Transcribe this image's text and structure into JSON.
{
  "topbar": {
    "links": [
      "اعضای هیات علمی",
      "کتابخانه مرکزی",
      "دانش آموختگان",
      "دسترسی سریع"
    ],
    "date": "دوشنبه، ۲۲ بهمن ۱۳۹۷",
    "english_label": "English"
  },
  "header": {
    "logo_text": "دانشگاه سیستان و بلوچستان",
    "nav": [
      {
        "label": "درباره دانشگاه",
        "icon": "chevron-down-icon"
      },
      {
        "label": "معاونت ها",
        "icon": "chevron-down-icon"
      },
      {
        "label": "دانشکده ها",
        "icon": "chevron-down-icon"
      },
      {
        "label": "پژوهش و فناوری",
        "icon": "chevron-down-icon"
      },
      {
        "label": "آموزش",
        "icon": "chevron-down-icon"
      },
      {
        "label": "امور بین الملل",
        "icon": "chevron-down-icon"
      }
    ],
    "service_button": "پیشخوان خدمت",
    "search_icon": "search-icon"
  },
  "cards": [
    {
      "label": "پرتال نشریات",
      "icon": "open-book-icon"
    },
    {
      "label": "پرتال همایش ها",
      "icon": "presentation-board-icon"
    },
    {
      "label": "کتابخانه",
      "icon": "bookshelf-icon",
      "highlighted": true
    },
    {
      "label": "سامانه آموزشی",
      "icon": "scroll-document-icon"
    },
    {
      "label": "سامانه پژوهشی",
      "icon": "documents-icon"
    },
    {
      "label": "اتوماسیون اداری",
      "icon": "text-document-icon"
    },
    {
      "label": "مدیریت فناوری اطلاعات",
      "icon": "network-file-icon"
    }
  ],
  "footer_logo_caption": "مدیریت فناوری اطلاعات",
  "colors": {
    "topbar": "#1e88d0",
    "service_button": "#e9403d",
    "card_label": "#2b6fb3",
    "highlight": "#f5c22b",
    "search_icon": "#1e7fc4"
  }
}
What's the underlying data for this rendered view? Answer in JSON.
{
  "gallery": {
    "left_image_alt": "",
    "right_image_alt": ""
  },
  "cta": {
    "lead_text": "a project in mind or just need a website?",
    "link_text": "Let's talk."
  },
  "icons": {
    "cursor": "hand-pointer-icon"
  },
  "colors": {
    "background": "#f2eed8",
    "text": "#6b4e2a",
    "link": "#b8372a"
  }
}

**Objective**
Write out the lines above from the one containing "What's the underlying" through the last, exactly as they are.

**Reply**
What's the underlying data for this rendered view? Answer in JSON.
{
  "gallery": {
    "left_image_alt": "",
    "right_image_alt": ""
  },
  "cta": {
    "lead_text": "a project in mind or just need a website?",
    "link_text": "Let's talk."
  },
  "icons": {
    "cursor": "hand-pointer-icon"
  },
  "colors": {
    "background": "#f2eed8",
    "text": "#6b4e2a",
    "link": "#b8372a"
  }
}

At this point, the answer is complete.